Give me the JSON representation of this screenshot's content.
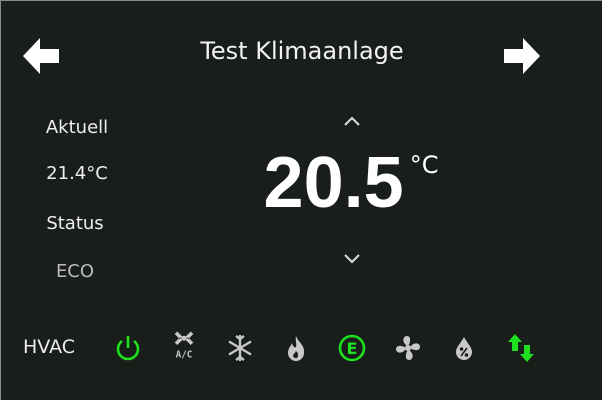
{
  "header": {
    "title": "Test Klimaanlage",
    "prev_icon": "arrow-left-icon",
    "next_icon": "arrow-right-icon"
  },
  "left": {
    "current_label": "Aktuell",
    "current_value": "21.4°C",
    "status_label": "Status",
    "status_value": "ECO"
  },
  "setpoint": {
    "value": "20.5",
    "unit": "°C"
  },
  "hvac": {
    "label": "HVAC",
    "modes": [
      {
        "icon": "power-icon",
        "active": true
      },
      {
        "icon": "ac-icon",
        "text": "A/C",
        "active": false
      },
      {
        "icon": "snowflake-icon",
        "active": false
      },
      {
        "icon": "flame-icon",
        "active": false
      },
      {
        "icon": "eco-icon",
        "text": "E",
        "active": true
      },
      {
        "icon": "fan-icon",
        "active": false
      },
      {
        "icon": "humidity-icon",
        "active": false
      },
      {
        "icon": "swap-arrows-icon",
        "active": true
      }
    ]
  },
  "colors": {
    "active": "#1ee01e",
    "inactive": "#c8c8c8",
    "background": "#1a1e1b"
  }
}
◇ ◇ ◇ ◇ ◇
Exercise
Copy the data character for character, but drop all pictures from the copy.

Correct result
Give me the JSON representation of this screenshot's content.
{
  "header": {
    "title": "Test Klimaanlage",
    "prev_icon": "arrow-left-icon",
    "next_icon": "arrow-right-icon"
  },
  "left": {
    "current_label": "Aktuell",
    "current_value": "21.4°C",
    "status_label": "Status",
    "status_value": "ECO"
  },
  "setpoint": {
    "value": "20.5",
    "unit": "°C"
  },
  "hvac": {
    "label": "HVAC",
    "modes": [
      {
        "icon": "power-icon",
        "active": true
      },
      {
        "icon": "ac-icon",
        "text": "A/C",
        "active": false
      },
      {
        "icon": "snowflake-icon",
        "active": false
      },
      {
        "icon": "flame-icon",
        "active": false
      },
      {
        "icon": "eco-icon",
        "text": "E",
        "active": true
      },
      {
        "icon": "fan-icon",
        "active": false
      },
      {
        "icon": "humidity-icon",
        "active": false
      },
      {
        "icon": "swap-arrows-icon",
        "active": true
      }
    ]
  },
  "colors": {
    "active": "#1ee01e",
    "inactive": "#c8c8c8",
    "background": "#1a1e1b"
  }
}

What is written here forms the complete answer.